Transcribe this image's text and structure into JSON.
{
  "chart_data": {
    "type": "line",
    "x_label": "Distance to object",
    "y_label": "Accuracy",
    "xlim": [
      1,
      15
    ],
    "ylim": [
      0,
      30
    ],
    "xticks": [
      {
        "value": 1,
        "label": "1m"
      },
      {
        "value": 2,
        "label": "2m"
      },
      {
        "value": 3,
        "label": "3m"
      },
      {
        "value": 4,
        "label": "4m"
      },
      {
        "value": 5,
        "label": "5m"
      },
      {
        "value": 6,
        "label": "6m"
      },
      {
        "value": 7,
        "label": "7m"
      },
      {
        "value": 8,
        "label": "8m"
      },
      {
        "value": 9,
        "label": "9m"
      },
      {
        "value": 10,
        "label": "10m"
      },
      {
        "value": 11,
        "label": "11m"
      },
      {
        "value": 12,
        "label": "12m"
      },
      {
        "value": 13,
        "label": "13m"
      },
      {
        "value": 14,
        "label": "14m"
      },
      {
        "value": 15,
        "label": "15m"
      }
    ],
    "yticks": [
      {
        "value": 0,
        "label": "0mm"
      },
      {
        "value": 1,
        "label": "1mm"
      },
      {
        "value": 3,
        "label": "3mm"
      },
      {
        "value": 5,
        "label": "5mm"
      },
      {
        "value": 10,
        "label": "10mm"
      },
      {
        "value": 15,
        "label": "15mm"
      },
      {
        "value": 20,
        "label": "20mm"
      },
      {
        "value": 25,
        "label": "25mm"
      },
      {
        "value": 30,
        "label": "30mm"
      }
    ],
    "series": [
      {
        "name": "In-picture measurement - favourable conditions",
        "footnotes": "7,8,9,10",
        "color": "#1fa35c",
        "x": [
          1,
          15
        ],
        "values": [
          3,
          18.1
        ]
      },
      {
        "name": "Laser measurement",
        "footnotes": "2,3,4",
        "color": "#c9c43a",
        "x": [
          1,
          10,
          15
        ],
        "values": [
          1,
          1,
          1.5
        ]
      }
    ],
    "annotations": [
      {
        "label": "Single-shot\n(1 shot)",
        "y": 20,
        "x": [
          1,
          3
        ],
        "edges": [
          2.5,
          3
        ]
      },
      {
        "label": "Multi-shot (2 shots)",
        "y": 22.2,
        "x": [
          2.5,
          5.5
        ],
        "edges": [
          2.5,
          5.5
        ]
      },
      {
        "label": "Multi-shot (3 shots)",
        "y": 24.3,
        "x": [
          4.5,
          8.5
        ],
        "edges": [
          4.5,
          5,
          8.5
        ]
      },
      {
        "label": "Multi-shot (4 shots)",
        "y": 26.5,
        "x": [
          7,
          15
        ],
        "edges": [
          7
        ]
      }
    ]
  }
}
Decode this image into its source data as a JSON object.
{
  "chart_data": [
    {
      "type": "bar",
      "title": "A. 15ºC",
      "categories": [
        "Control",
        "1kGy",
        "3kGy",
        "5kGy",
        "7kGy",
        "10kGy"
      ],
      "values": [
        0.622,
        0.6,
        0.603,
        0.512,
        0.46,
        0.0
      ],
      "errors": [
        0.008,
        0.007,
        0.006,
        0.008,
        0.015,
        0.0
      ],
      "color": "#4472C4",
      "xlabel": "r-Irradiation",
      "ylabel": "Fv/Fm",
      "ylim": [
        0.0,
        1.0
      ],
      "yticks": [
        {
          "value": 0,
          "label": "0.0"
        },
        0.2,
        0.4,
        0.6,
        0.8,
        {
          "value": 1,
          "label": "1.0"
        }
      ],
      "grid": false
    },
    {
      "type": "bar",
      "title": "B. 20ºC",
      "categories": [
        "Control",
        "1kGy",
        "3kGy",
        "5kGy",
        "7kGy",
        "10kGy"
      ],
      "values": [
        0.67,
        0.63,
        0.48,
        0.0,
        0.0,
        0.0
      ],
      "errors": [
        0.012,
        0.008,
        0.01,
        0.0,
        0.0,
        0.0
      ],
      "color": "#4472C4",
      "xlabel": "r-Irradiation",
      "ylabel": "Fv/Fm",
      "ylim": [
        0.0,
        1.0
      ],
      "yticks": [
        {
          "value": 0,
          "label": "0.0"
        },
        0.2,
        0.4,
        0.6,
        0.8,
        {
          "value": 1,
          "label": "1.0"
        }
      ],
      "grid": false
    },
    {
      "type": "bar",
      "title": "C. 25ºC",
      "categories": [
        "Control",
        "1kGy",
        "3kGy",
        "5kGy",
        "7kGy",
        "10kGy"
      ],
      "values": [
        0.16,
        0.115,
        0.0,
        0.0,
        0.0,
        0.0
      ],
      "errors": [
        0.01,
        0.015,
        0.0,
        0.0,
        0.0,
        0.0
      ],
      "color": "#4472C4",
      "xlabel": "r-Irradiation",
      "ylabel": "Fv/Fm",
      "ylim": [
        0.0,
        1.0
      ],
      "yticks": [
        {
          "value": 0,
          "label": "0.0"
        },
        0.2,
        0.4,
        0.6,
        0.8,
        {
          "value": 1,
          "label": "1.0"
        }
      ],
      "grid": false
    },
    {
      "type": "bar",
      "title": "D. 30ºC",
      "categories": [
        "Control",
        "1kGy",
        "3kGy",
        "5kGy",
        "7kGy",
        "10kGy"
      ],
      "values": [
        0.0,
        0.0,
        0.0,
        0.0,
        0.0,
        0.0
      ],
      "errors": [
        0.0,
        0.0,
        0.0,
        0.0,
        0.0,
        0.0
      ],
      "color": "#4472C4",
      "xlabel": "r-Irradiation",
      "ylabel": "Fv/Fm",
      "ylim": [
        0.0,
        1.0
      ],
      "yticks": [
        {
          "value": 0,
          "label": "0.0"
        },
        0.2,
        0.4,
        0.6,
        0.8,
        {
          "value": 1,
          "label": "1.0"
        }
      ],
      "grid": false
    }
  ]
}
○ ○ ○ ○ ○
What this task involves:
All lines that include "title" are to be gathered and copied.

Expected answer:
      "title": "A. 15ºC",
      "title": "B. 20ºC",
      "title": "C. 25ºC",
      "title": "D. 30ºC",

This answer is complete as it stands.